EXCERPTED DATA:
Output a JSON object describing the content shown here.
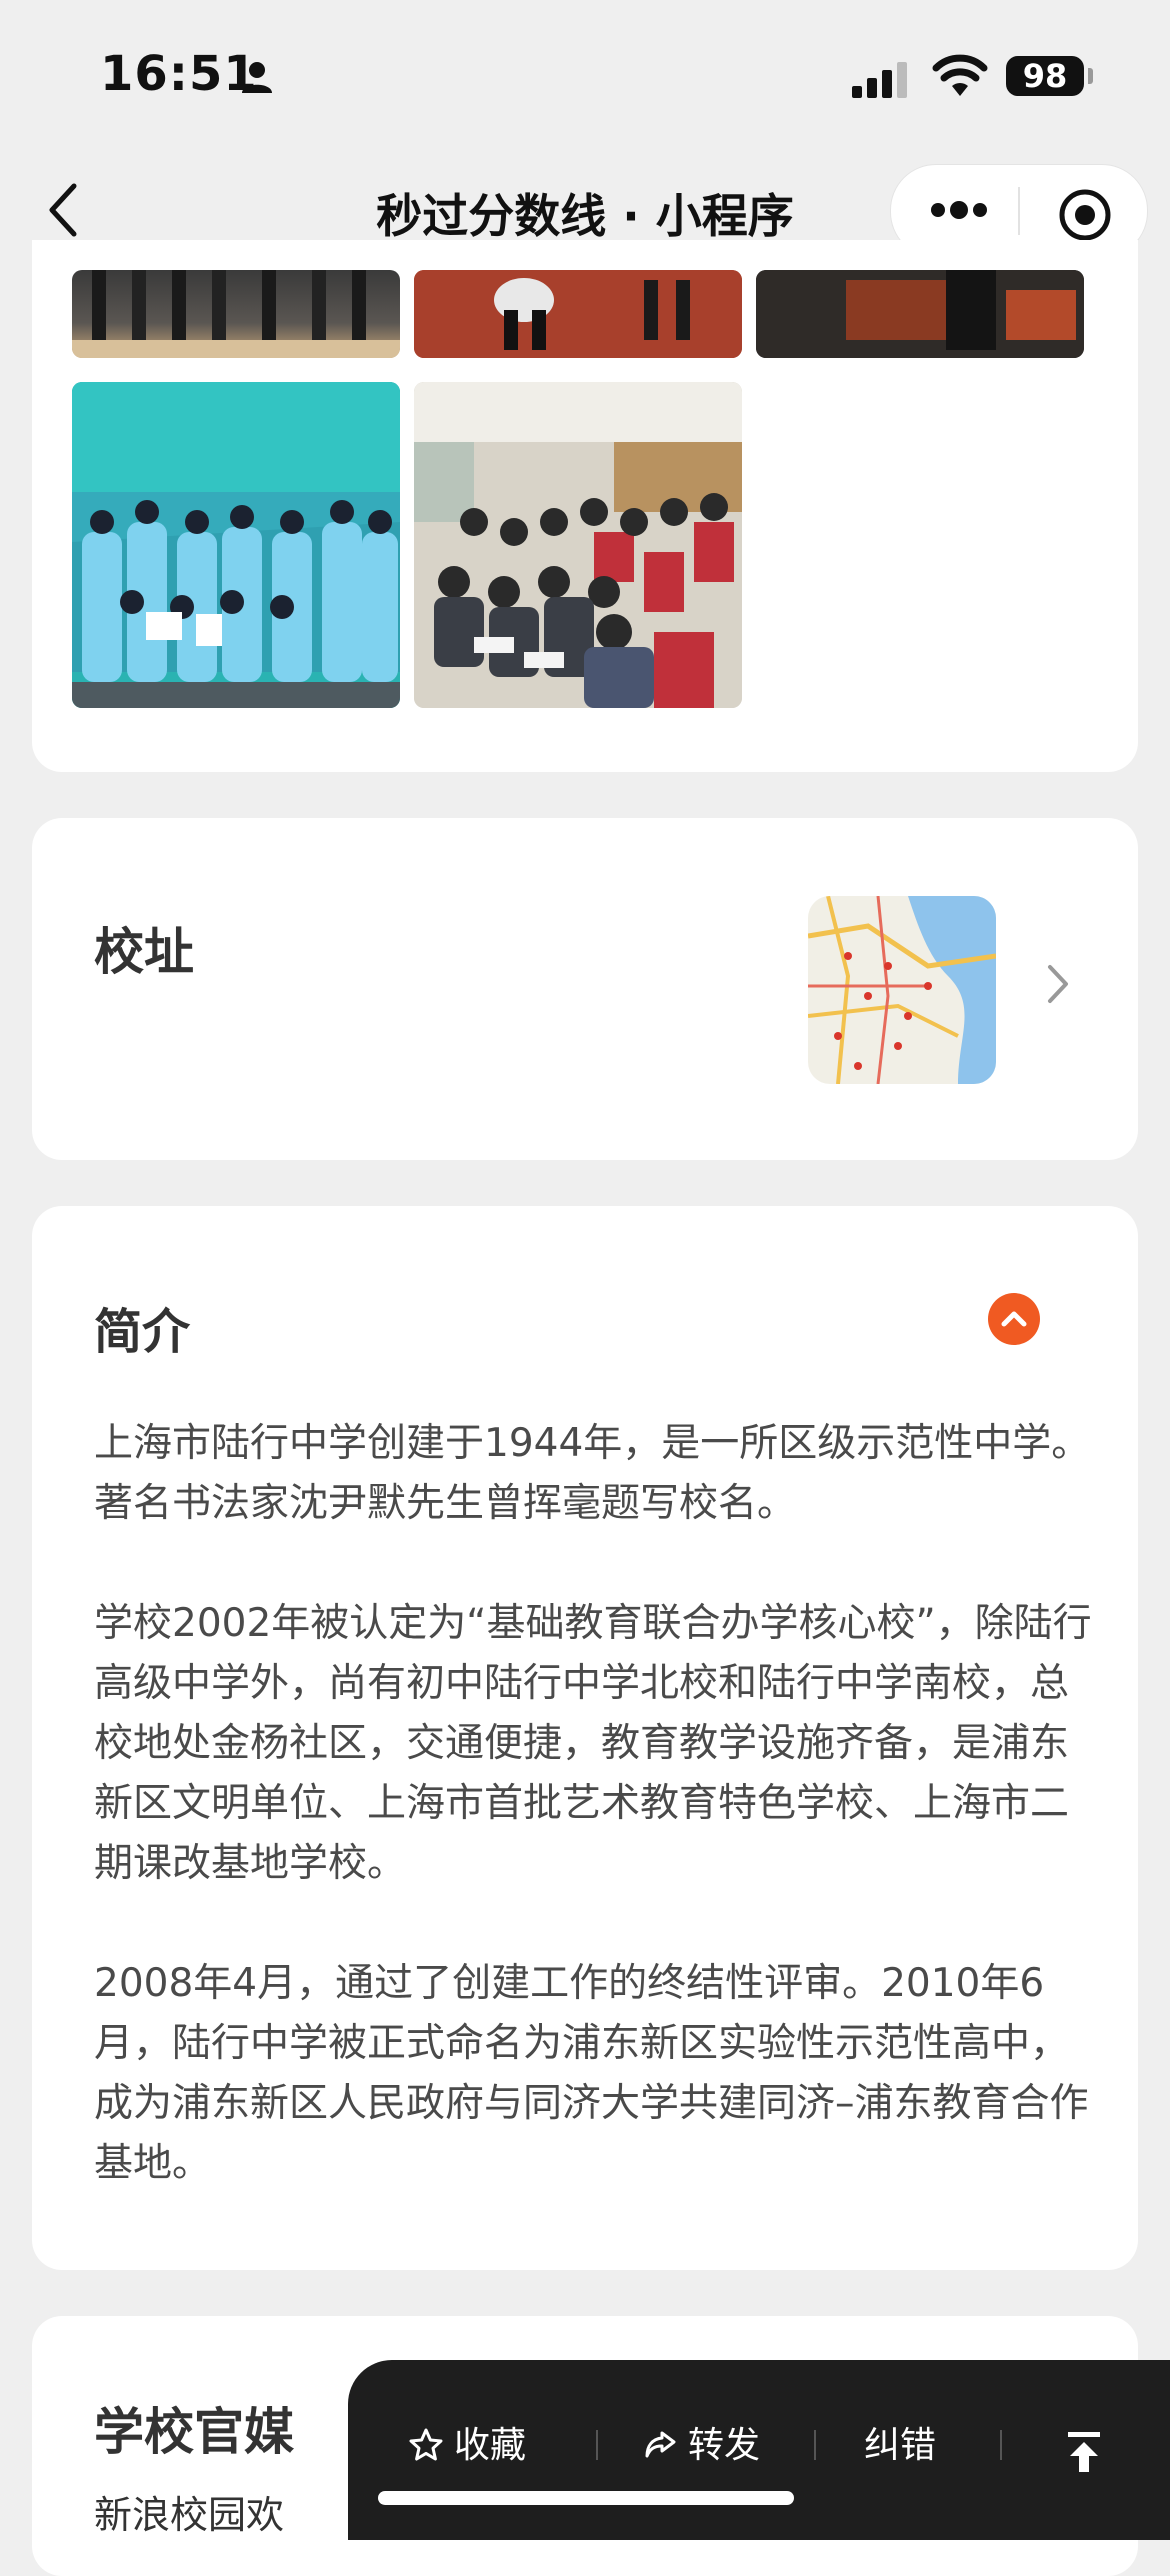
{
  "status_bar": {
    "time": "16:51",
    "battery": "98"
  },
  "nav": {
    "title": "秒过分数线 · 小程序"
  },
  "address": {
    "title": "校址"
  },
  "intro": {
    "title": "简介",
    "paragraphs": [
      "上海市陆行中学创建于1944年，是一所区级示范性中学。著名书法家沈尹默先生曾挥毫题写校名。",
      "学校2002年被认定为“基础教育联合办学核心校”，除陆行高级中学外，尚有初中陆行中学北校和陆行中学南校，总校地处金杨社区，交通便捷，教育教学设施齐备，是浦东新区文明单位、上海市首批艺术教育特色学校、上海市二期课改基地学校。",
      "2008年4月，通过了创建工作的终结性评审。2010年6月，陆行中学被正式命名为浦东新区实验性示范性高中，成为浦东新区人民政府与同济大学共建同济–浦东教育合作基地。"
    ]
  },
  "media": {
    "title": "学校官媒",
    "first_item": "新浪校园欢"
  },
  "bottom_bar": {
    "favorite": "收藏",
    "share": "转发",
    "correct": "纠错"
  },
  "colors": {
    "accent": "#f05a22",
    "background": "#efefef",
    "bar": "#1e1e1e"
  },
  "icons": [
    "person-icon",
    "signal-icon",
    "wifi-icon",
    "back-icon",
    "more-icon",
    "mini-close-icon",
    "chevron-right-icon",
    "chevron-up-icon",
    "star-icon",
    "share-icon",
    "back-to-top-icon"
  ]
}
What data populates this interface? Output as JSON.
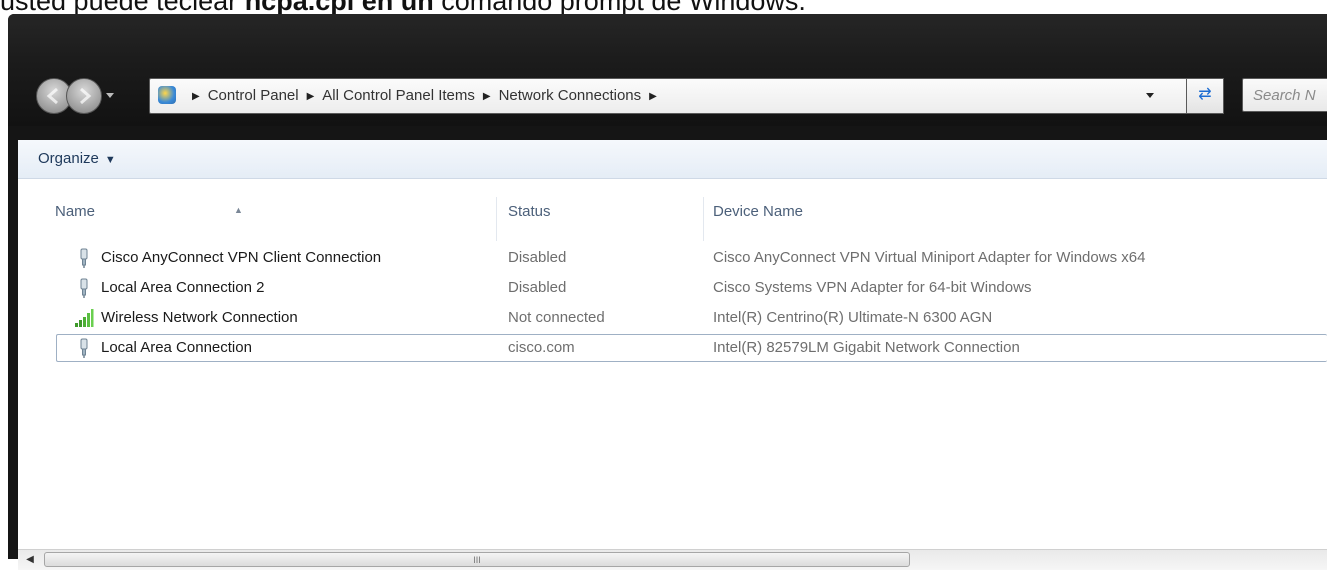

EXERCISE: Copy each line of the preceding data that contains the string "Output".

ANSWER TO THE PROBLEM:
Output a JSON object describing the content shown here.
What data populates this interface? Output as JSON.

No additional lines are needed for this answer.